> **PROVIDED INFORMATION**:
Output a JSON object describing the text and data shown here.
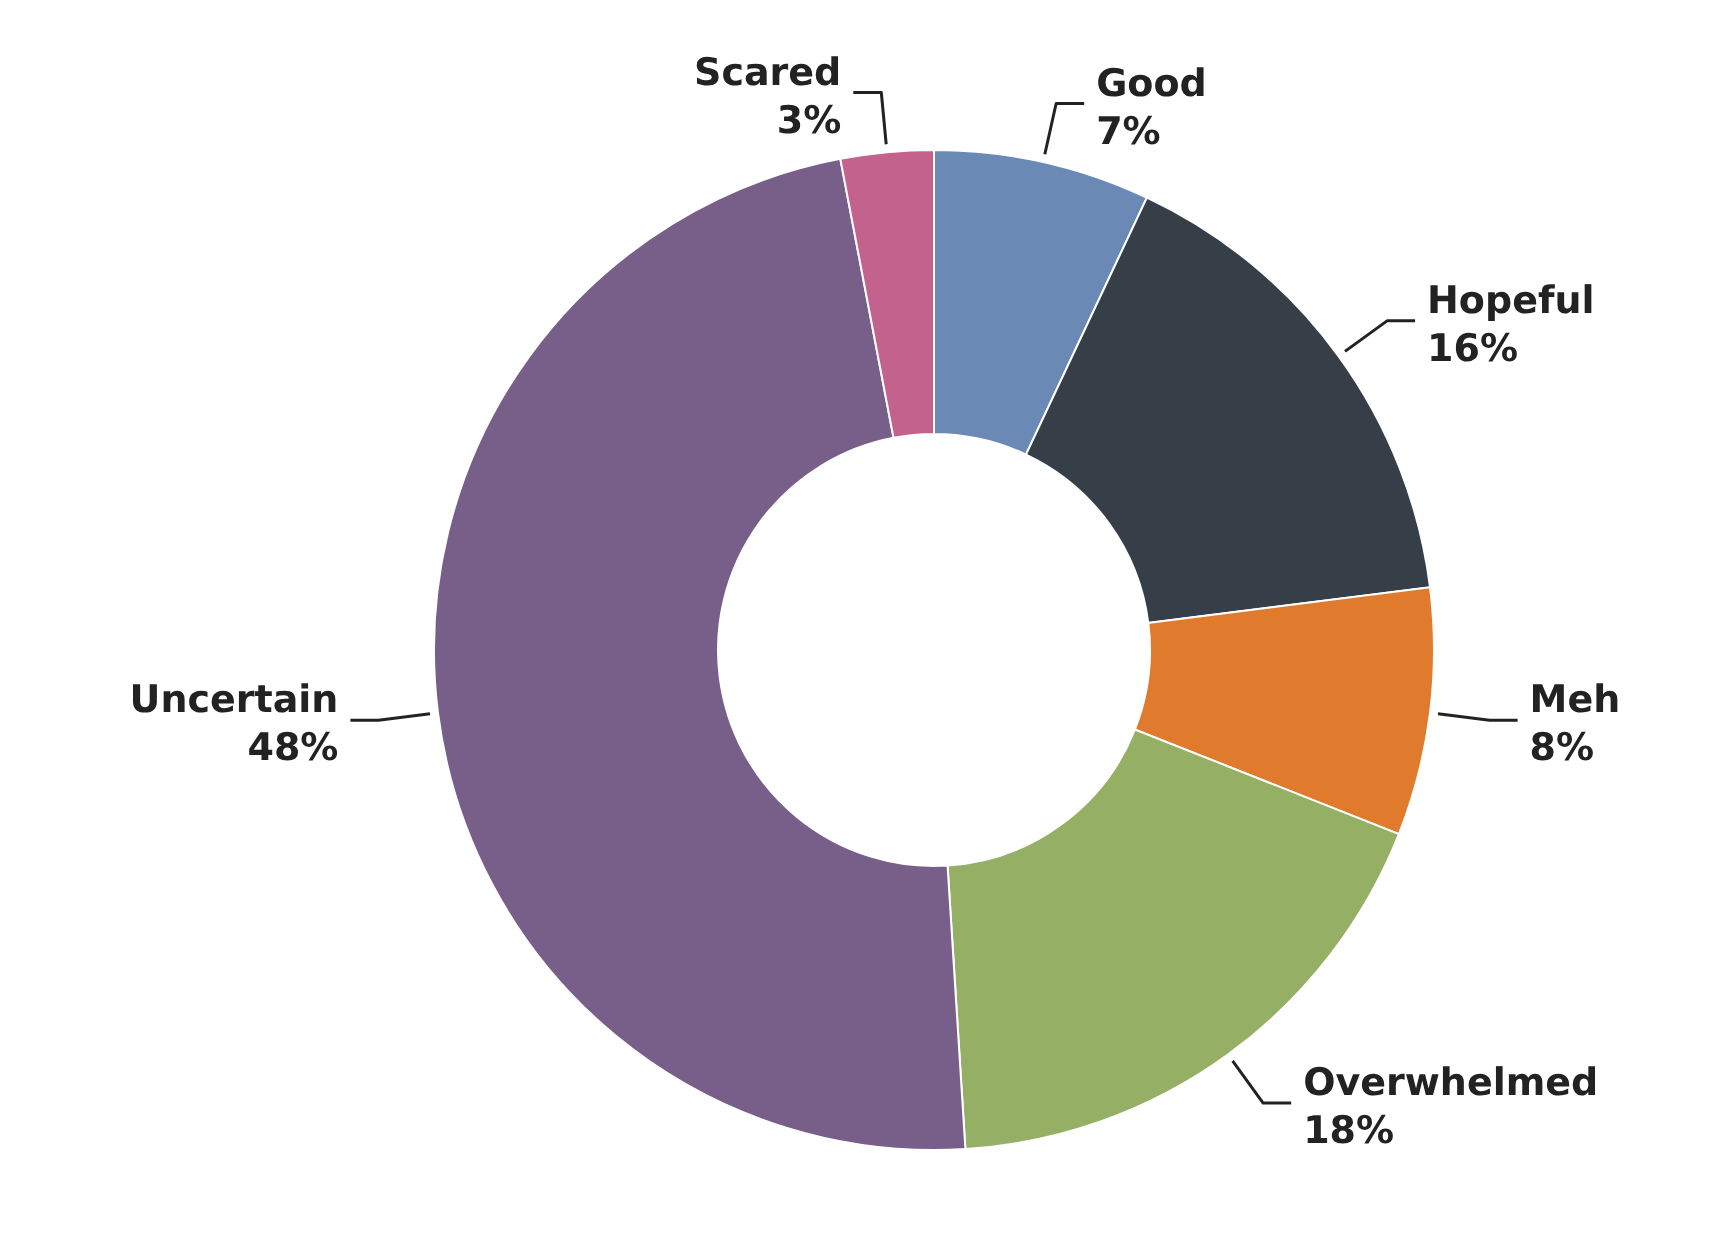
{
  "chart_data": {
    "type": "donut",
    "categories": [
      "Good",
      "Hopeful",
      "Meh",
      "Overwhelmed",
      "Uncertain",
      "Scared"
    ],
    "values": [
      7,
      16,
      8,
      18,
      48,
      3
    ],
    "colors": [
      "#6a8ab5",
      "#363e48",
      "#e07b2e",
      "#95b065",
      "#785f8a",
      "#c4628e"
    ],
    "value_labels": [
      "7%",
      "16%",
      "8%",
      "18%",
      "48%",
      "3%"
    ]
  }
}
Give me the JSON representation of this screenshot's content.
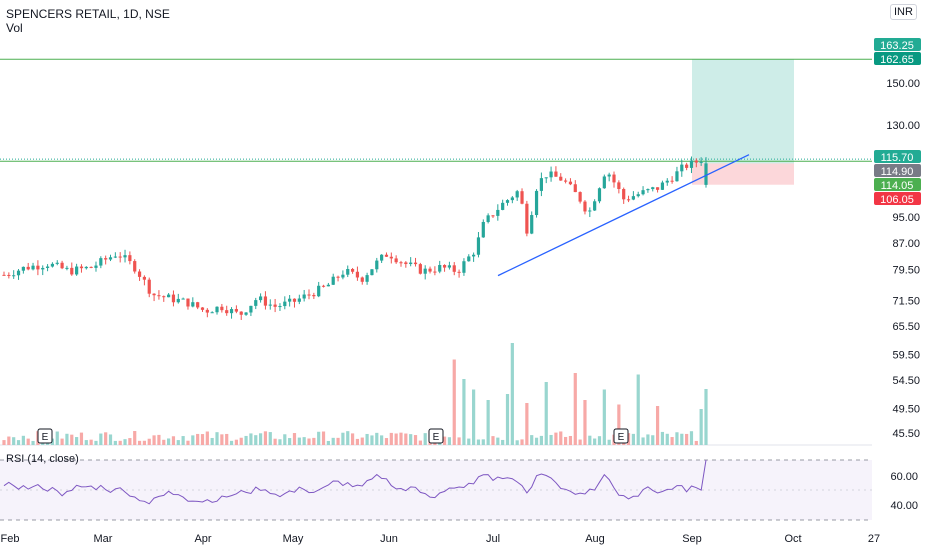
{
  "header": {
    "title": "SPENCERS RETAIL, 1D, NSE",
    "volume_label": "Vol",
    "currency": "INR"
  },
  "chart_data": {
    "type": "candlestick",
    "price_axis_labels": [
      "150.00",
      "130.00",
      "95.00",
      "87.00",
      "79.50",
      "71.50",
      "65.50",
      "59.50",
      "54.50",
      "49.50",
      "45.50"
    ],
    "price_badges": [
      {
        "text": "163.25",
        "color": "#22ab94"
      },
      {
        "text": "162.65",
        "color": "#089981"
      },
      {
        "text": "115.70",
        "color": "#22ab94"
      },
      {
        "text": "114.90",
        "color": "#787b86"
      },
      {
        "text": "114.05",
        "color": "#4caf50"
      },
      {
        "text": "106.05",
        "color": "#f23645"
      }
    ],
    "x_tick_labels": [
      "Feb",
      "Mar",
      "Apr",
      "May",
      "Jun",
      "Jul",
      "Aug",
      "Sep",
      "Oct",
      "27"
    ],
    "earnings_markers": [
      "E",
      "E",
      "E"
    ],
    "rsi": {
      "label": "RSI (14, close)",
      "axis_labels": [
        "60.00",
        "40.00"
      ],
      "upper": 70,
      "lower": 30,
      "series_color": "#7e57c2"
    },
    "position_tool": {
      "entry": 114.05,
      "target": 162.65,
      "stop": 106.05
    },
    "horizontal_lines": [
      162.65,
      114.9
    ],
    "trendline": {
      "from_price": 77.8,
      "to_price": 112.0
    },
    "colors": {
      "up": "#26a69a",
      "down": "#ef5350",
      "vol_up": "#99d6cf",
      "vol_down": "#f7a9a7",
      "trendline": "#2962ff",
      "level_line": "#4caf50"
    }
  }
}
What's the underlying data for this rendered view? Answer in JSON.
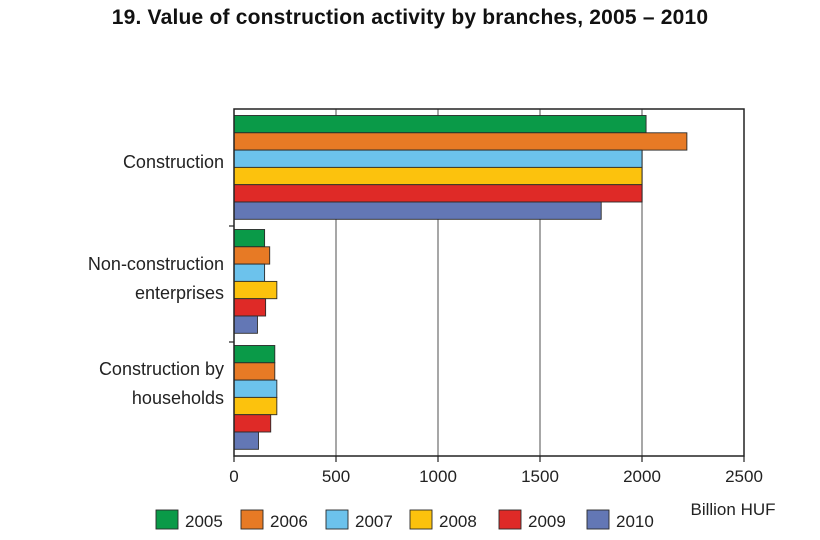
{
  "title": "19. Value of construction activity by branches, 2005 – 2010",
  "chart_data": {
    "type": "bar",
    "orientation": "horizontal",
    "title": "19. Value of construction activity by branches, 2005 – 2010",
    "xlabel": "Billion HUF",
    "ylabel": "",
    "xlim": [
      0,
      2500
    ],
    "xticks": [
      0,
      500,
      1000,
      1500,
      2000,
      2500
    ],
    "grid": "vertical",
    "legend_position": "bottom",
    "categories": [
      [
        "Construction"
      ],
      [
        "Non-construction",
        "enterprises"
      ],
      [
        "Construction by",
        "households"
      ]
    ],
    "series": [
      {
        "name": "2005",
        "color": "#0a9a48",
        "values": [
          2020,
          150,
          200
        ]
      },
      {
        "name": "2006",
        "color": "#e77a25",
        "values": [
          2220,
          175,
          200
        ]
      },
      {
        "name": "2007",
        "color": "#6cc2ec",
        "values": [
          2000,
          150,
          210
        ]
      },
      {
        "name": "2008",
        "color": "#fcc20d",
        "values": [
          2000,
          210,
          210
        ]
      },
      {
        "name": "2009",
        "color": "#df2a27",
        "values": [
          2000,
          155,
          180
        ]
      },
      {
        "name": "2010",
        "color": "#6377b5",
        "values": [
          1800,
          115,
          120
        ]
      }
    ]
  }
}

> **TASK GOAL**: Extract the text of all the records above verbatim, excluding pictures.

> **RESPONSE TO THIS EXERCISE**:
Output a JSON object describing the text and data shown here.
{
  "chart_data": {
    "type": "donut",
    "categories": [
      "Good",
      "Hopeful",
      "Meh",
      "Overwhelmed",
      "Uncertain",
      "Scared"
    ],
    "values": [
      7,
      16,
      8,
      18,
      48,
      3
    ],
    "colors": [
      "#6a8ab5",
      "#363e48",
      "#e07b2e",
      "#95b065",
      "#785f8a",
      "#c4628e"
    ],
    "value_labels": [
      "7%",
      "16%",
      "8%",
      "18%",
      "48%",
      "3%"
    ]
  }
}
Give me the JSON representation of this screenshot's content.
{
  "header": {
    "title": "SPENCERS RETAIL, 1D, NSE",
    "volume_label": "Vol",
    "currency": "INR"
  },
  "chart_data": {
    "type": "candlestick",
    "price_axis_labels": [
      "150.00",
      "130.00",
      "95.00",
      "87.00",
      "79.50",
      "71.50",
      "65.50",
      "59.50",
      "54.50",
      "49.50",
      "45.50"
    ],
    "price_badges": [
      {
        "text": "163.25",
        "color": "#22ab94"
      },
      {
        "text": "162.65",
        "color": "#089981"
      },
      {
        "text": "115.70",
        "color": "#22ab94"
      },
      {
        "text": "114.90",
        "color": "#787b86"
      },
      {
        "text": "114.05",
        "color": "#4caf50"
      },
      {
        "text": "106.05",
        "color": "#f23645"
      }
    ],
    "x_tick_labels": [
      "Feb",
      "Mar",
      "Apr",
      "May",
      "Jun",
      "Jul",
      "Aug",
      "Sep",
      "Oct",
      "27"
    ],
    "earnings_markers": [
      "E",
      "E",
      "E"
    ],
    "rsi": {
      "label": "RSI (14, close)",
      "axis_labels": [
        "60.00",
        "40.00"
      ],
      "upper": 70,
      "lower": 30,
      "series_color": "#7e57c2"
    },
    "position_tool": {
      "entry": 114.05,
      "target": 162.65,
      "stop": 106.05
    },
    "horizontal_lines": [
      162.65,
      114.9
    ],
    "trendline": {
      "from_price": 77.8,
      "to_price": 112.0
    },
    "colors": {
      "up": "#26a69a",
      "down": "#ef5350",
      "vol_up": "#99d6cf",
      "vol_down": "#f7a9a7",
      "trendline": "#2962ff",
      "level_line": "#4caf50"
    }
  }
}
What's the underlying data for this rendered view? Answer in JSON.
{
  "title": "19. Value of construction activity by branches, 2005 – 2010",
  "chart_data": {
    "type": "bar",
    "orientation": "horizontal",
    "title": "19. Value of construction activity by branches, 2005 – 2010",
    "xlabel": "Billion HUF",
    "ylabel": "",
    "xlim": [
      0,
      2500
    ],
    "xticks": [
      0,
      500,
      1000,
      1500,
      2000,
      2500
    ],
    "grid": "vertical",
    "legend_position": "bottom",
    "categories": [
      [
        "Construction"
      ],
      [
        "Non-construction",
        "enterprises"
      ],
      [
        "Construction by",
        "households"
      ]
    ],
    "series": [
      {
        "name": "2005",
        "color": "#0a9a48",
        "values": [
          2020,
          150,
          200
        ]
      },
      {
        "name": "2006",
        "color": "#e77a25",
        "values": [
          2220,
          175,
          200
        ]
      },
      {
        "name": "2007",
        "color": "#6cc2ec",
        "values": [
          2000,
          150,
          210
        ]
      },
      {
        "name": "2008",
        "color": "#fcc20d",
        "values": [
          2000,
          210,
          210
        ]
      },
      {
        "name": "2009",
        "color": "#df2a27",
        "values": [
          2000,
          155,
          180
        ]
      },
      {
        "name": "2010",
        "color": "#6377b5",
        "values": [
          1800,
          115,
          120
        ]
      }
    ]
  }
}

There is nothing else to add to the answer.